**SHORT PROBLEM:** Scan the entries below. List each line with "membres".

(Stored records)
╭──

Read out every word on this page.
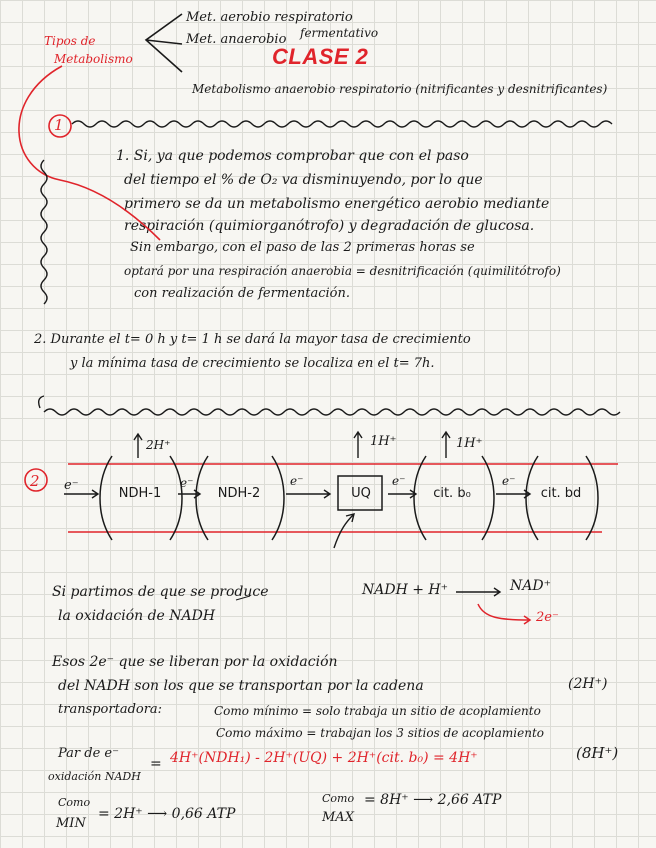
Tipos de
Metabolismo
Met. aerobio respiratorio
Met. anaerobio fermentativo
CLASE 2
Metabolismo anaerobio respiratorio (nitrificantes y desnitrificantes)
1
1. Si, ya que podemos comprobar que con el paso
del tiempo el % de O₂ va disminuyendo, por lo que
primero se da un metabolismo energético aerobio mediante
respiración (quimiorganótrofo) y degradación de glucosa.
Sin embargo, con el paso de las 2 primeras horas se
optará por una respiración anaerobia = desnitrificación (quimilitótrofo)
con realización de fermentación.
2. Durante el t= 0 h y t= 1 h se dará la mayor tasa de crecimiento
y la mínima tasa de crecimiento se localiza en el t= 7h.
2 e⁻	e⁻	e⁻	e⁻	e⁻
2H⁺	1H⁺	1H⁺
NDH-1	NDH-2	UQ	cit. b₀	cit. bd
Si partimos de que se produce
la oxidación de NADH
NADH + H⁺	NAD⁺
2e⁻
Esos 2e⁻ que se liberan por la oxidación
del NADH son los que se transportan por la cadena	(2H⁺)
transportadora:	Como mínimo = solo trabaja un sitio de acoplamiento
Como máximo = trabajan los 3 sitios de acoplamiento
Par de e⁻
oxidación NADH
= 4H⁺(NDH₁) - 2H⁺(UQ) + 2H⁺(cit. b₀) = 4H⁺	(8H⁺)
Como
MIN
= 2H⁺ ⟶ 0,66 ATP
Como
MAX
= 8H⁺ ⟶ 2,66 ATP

╰──
╭──

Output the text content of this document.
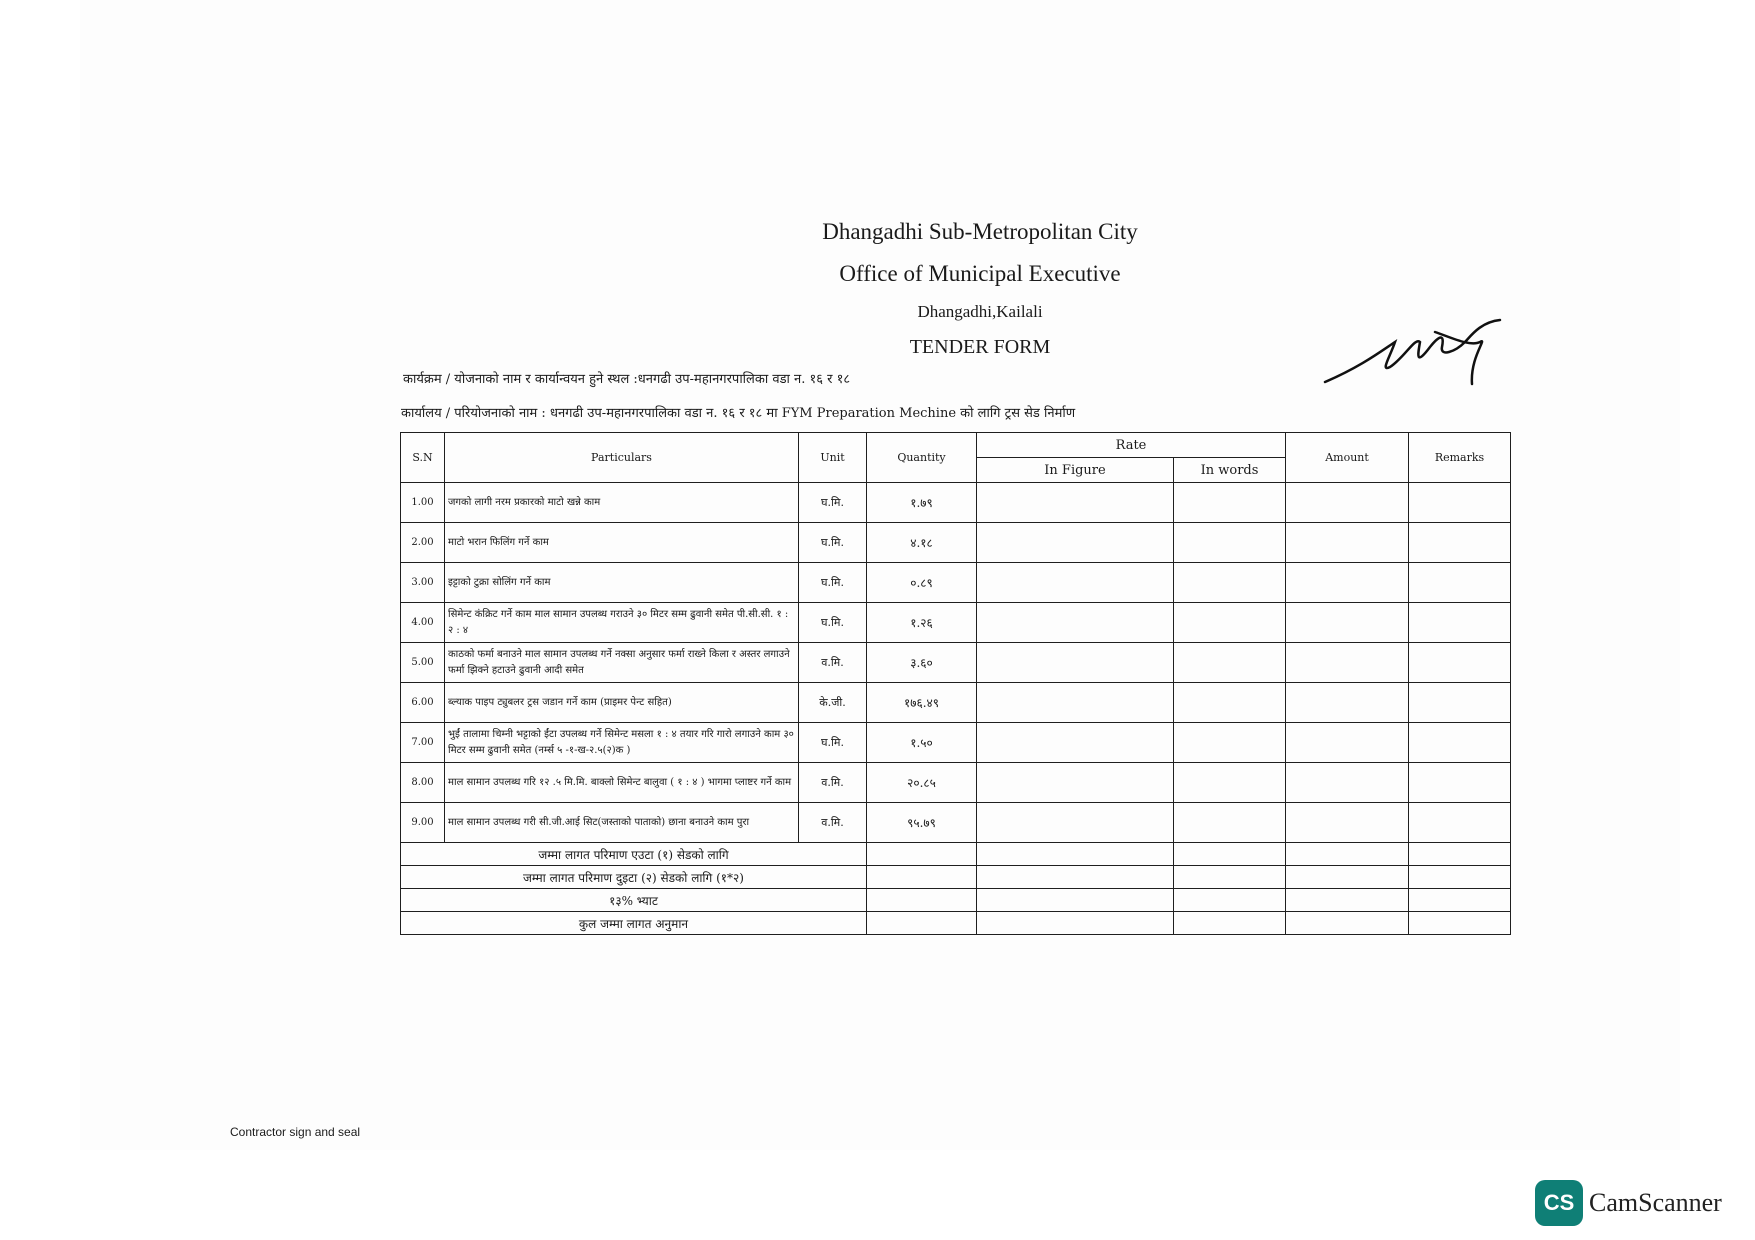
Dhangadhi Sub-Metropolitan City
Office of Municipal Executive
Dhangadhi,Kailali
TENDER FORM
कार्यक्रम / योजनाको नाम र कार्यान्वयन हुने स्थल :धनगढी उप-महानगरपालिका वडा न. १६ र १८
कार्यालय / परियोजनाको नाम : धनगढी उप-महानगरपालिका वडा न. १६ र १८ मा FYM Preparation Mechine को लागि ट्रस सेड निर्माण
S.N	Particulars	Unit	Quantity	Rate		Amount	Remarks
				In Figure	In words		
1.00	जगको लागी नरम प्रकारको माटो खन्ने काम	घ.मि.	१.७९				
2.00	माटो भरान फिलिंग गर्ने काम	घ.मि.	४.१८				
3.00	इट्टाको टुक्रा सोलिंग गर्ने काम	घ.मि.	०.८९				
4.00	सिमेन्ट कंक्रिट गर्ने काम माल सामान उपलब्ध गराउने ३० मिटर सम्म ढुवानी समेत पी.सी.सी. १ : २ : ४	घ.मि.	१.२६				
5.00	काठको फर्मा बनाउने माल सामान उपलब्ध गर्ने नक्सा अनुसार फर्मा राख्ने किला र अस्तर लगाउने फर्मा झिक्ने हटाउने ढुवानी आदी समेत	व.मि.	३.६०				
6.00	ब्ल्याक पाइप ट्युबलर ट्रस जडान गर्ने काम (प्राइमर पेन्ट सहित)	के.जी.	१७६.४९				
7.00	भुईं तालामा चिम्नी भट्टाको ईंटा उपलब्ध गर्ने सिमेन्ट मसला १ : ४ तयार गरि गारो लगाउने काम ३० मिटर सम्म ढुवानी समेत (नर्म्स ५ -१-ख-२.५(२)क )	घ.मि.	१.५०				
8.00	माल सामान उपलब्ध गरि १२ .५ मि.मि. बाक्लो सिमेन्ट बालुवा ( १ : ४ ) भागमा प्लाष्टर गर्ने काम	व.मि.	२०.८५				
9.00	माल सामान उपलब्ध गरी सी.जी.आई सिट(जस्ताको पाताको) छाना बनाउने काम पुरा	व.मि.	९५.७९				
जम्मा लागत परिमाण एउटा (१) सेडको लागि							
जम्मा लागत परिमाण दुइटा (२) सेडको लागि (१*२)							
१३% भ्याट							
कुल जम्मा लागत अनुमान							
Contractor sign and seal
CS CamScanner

╰──
╭──

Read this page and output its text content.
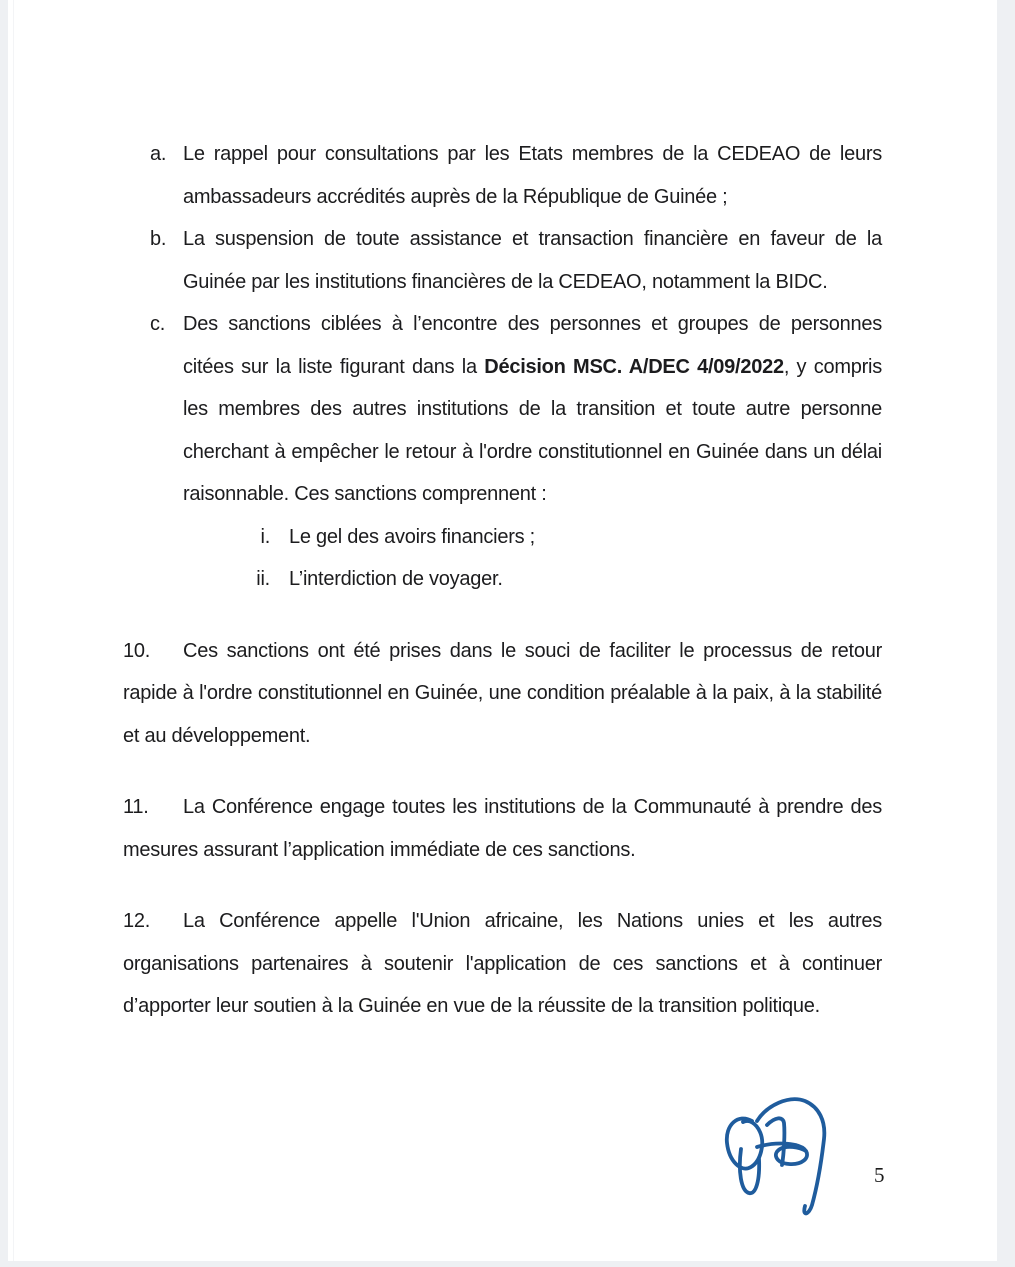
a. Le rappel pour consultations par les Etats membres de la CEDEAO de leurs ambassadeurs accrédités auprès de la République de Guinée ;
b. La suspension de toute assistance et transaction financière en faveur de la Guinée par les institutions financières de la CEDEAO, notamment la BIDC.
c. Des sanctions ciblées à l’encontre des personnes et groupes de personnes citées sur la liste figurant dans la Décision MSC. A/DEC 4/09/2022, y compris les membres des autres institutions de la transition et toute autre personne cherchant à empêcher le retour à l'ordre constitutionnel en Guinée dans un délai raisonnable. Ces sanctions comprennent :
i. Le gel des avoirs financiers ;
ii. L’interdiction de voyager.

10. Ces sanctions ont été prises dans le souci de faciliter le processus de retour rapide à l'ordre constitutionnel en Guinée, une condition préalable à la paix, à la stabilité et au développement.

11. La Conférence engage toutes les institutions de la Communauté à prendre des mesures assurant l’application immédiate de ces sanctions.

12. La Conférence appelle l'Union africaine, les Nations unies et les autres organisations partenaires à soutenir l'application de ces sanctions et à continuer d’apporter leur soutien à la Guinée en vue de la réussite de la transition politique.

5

╰──

**EXERCISE RESPONSE:**
a. Le rappel pour consultations par les Etats membres de la CEDEAO de leurs ambassadeurs accrédités auprès de la République de Guinée ;
c. Des sanctions ciblées à l’encontre des personnes et groupes de personnes citées sur la liste figurant dans la Décision MSC. A/DEC 4/09/2022, y compris les membres des autres institutions de la transition et toute autre personne cherchant à empêcher le retour à l'ordre constitutionnel en Guinée dans un délai raisonnable. Ces sanctions comprennent :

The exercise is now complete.